What to produce: Isolate every line in the records below with "this" in it.

%%

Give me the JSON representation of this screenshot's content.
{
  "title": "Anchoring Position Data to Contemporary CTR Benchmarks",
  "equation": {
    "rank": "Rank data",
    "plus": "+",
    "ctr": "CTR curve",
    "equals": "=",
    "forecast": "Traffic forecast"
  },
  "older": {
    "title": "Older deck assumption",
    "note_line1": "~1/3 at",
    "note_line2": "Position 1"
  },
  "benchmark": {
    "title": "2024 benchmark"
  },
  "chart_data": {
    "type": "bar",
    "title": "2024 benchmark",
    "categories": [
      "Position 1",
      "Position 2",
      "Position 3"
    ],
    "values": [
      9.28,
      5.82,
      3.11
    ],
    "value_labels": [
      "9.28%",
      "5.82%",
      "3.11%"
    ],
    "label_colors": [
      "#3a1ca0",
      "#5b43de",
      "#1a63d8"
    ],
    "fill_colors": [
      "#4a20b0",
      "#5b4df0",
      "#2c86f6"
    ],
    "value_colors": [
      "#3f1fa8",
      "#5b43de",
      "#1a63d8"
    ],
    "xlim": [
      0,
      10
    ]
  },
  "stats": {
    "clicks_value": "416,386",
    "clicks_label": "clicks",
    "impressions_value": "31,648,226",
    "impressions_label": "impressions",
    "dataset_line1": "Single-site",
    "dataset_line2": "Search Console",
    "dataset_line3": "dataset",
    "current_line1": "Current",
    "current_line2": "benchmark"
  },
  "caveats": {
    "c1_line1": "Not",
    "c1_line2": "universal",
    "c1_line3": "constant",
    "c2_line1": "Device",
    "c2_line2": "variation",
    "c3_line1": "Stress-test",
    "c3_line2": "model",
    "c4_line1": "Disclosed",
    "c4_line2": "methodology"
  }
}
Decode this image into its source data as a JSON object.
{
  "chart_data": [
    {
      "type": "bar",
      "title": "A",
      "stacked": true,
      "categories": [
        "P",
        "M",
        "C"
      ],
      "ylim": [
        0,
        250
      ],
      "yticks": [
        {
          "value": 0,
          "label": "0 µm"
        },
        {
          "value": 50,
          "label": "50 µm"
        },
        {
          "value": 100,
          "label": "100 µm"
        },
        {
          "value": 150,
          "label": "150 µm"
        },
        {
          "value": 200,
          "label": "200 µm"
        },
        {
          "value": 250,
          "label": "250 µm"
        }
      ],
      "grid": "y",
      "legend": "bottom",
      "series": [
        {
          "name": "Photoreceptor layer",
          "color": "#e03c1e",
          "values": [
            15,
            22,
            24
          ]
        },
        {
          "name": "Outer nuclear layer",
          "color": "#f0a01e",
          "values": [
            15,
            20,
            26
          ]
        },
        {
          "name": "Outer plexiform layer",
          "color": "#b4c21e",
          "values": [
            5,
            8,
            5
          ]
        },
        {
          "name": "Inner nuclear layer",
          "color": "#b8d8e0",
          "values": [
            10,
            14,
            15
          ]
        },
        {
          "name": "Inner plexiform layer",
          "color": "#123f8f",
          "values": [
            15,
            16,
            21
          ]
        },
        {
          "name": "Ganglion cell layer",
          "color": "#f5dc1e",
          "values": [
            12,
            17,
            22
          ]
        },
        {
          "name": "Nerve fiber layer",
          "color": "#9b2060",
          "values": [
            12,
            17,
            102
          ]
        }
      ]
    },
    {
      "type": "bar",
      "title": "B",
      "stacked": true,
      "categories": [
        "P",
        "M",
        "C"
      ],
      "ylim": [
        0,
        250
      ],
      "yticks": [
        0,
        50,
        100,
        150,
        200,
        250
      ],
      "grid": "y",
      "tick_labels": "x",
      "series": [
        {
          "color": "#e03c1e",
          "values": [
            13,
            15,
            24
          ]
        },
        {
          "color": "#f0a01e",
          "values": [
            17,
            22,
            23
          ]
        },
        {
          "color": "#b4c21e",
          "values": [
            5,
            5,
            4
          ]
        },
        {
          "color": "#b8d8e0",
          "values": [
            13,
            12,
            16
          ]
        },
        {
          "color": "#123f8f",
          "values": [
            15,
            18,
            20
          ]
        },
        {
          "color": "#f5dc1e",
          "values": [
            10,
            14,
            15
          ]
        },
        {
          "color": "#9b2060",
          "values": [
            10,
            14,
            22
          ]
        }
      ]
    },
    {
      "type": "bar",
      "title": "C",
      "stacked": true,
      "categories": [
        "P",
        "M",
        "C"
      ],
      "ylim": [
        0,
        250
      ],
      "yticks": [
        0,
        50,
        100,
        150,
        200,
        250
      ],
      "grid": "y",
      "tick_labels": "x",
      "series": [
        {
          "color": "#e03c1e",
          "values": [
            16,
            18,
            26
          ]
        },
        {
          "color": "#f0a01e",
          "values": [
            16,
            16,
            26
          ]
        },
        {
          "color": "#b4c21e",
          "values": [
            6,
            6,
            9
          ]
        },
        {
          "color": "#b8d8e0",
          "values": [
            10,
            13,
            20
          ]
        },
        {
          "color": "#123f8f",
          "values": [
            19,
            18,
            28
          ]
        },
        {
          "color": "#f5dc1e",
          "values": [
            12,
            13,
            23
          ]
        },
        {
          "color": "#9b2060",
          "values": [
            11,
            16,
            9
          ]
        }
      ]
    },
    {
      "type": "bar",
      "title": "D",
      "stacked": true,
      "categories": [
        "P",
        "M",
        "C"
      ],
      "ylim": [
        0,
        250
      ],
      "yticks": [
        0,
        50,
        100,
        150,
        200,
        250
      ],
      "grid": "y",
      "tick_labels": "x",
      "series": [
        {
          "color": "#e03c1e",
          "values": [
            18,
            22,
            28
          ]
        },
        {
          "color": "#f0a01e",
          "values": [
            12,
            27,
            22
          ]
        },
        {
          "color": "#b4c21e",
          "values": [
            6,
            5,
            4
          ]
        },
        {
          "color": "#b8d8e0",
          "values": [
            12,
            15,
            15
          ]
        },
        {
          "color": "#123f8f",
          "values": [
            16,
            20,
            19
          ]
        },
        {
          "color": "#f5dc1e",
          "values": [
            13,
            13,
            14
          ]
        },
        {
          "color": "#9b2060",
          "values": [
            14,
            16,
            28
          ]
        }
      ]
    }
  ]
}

%%

The output:
Give me the JSON representation of this screenshot's content.
Decode this image into its source data as a JSON object.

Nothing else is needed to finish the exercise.